Lines that hold the string "детской" are to be counted; give only their number.
--- BEGIN Provided data ---
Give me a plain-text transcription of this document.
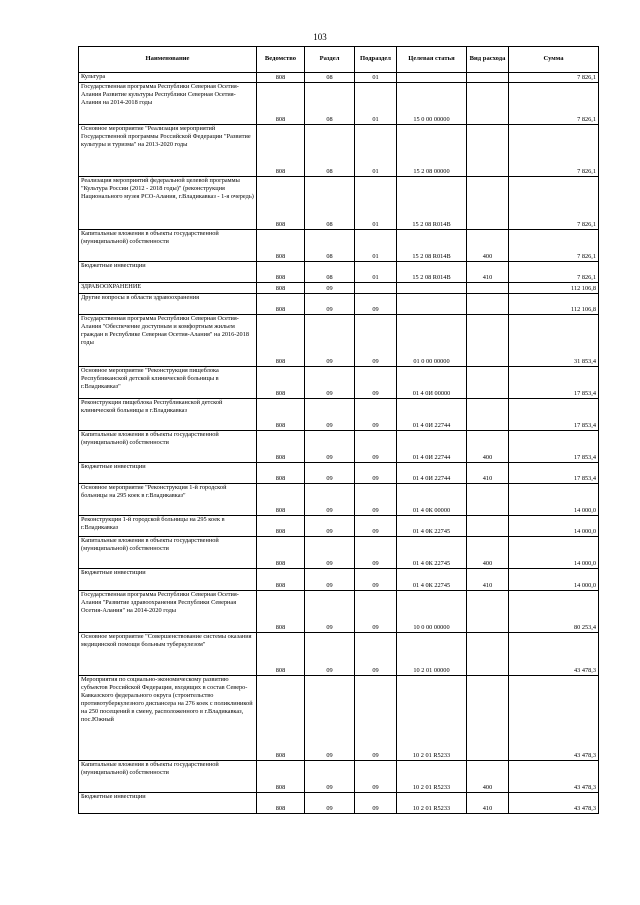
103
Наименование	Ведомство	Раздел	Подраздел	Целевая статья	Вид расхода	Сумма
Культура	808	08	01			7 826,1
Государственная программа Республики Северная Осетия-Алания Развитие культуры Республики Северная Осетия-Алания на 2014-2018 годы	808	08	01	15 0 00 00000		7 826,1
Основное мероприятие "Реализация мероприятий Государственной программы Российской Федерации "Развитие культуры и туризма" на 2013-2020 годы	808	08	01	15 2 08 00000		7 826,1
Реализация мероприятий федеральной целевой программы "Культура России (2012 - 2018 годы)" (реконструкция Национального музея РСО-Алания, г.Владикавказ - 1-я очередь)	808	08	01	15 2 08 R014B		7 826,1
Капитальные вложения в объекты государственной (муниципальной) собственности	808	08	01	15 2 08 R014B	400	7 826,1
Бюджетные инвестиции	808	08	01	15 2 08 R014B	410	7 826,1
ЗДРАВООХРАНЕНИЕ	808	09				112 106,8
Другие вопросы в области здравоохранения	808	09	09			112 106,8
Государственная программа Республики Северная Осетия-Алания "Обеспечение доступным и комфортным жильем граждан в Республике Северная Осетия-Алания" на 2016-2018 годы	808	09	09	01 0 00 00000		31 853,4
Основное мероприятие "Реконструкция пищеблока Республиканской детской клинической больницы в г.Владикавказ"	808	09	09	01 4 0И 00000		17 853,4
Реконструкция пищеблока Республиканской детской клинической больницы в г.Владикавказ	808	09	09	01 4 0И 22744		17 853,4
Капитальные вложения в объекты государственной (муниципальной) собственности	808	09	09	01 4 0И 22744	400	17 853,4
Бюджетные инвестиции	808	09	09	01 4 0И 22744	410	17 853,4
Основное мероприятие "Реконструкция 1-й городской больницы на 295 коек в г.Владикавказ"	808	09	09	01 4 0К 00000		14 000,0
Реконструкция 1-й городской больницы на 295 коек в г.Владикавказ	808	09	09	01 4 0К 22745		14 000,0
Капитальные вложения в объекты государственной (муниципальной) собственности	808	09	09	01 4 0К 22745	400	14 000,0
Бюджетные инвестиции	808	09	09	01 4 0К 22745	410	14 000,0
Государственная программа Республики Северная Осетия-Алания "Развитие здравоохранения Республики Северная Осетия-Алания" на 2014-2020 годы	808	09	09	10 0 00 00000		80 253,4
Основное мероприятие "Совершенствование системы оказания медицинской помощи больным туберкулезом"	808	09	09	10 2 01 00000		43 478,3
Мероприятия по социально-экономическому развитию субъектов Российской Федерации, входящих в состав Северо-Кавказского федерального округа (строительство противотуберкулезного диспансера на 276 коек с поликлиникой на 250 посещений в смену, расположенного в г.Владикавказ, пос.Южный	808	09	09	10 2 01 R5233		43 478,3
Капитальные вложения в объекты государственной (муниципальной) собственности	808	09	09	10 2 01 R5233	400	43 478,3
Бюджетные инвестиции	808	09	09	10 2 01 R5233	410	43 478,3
--- END Provided data ---
--- BEGIN Provided data ---
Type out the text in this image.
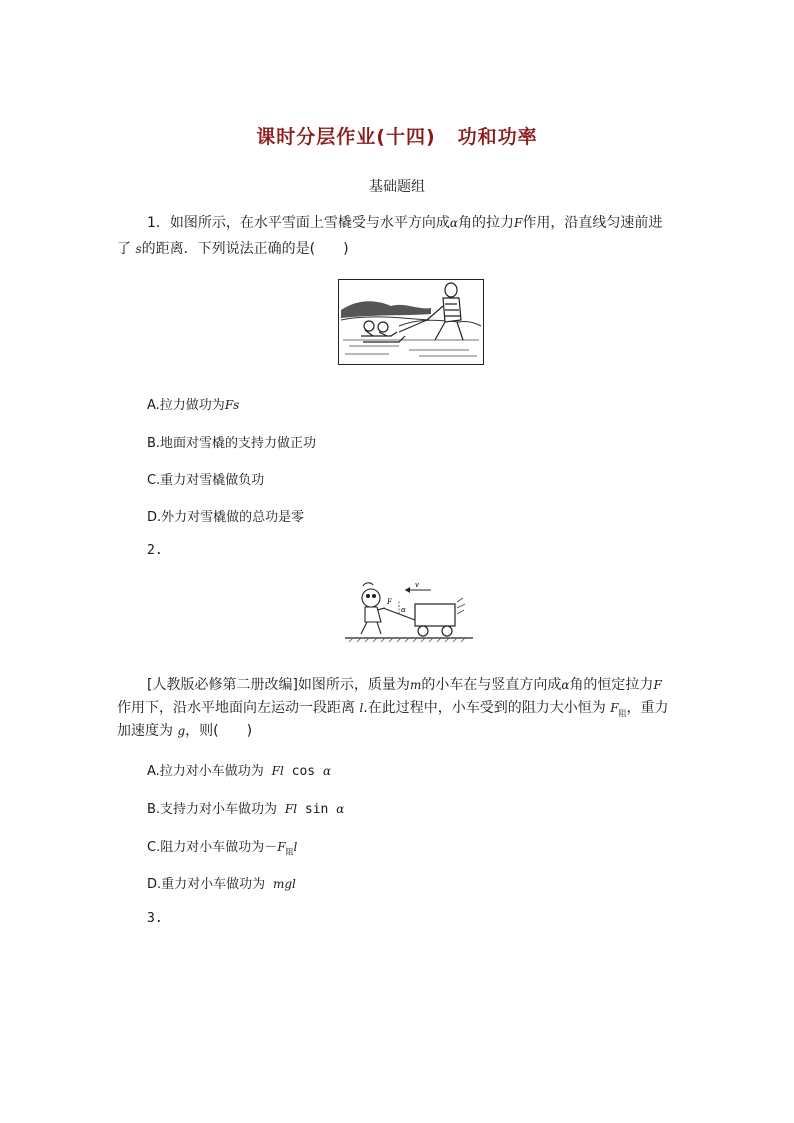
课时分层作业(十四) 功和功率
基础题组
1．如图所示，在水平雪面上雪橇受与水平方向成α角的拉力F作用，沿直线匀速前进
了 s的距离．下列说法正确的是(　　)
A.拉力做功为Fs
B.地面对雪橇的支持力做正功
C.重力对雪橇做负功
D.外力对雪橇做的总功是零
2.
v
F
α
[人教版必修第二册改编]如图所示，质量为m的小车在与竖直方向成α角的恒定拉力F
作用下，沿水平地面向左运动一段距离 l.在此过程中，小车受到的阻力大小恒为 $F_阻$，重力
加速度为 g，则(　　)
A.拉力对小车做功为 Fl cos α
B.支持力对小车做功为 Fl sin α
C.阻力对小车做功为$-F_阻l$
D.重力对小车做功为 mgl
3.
--- END Provided data ---
• _Answer for this exercise_
2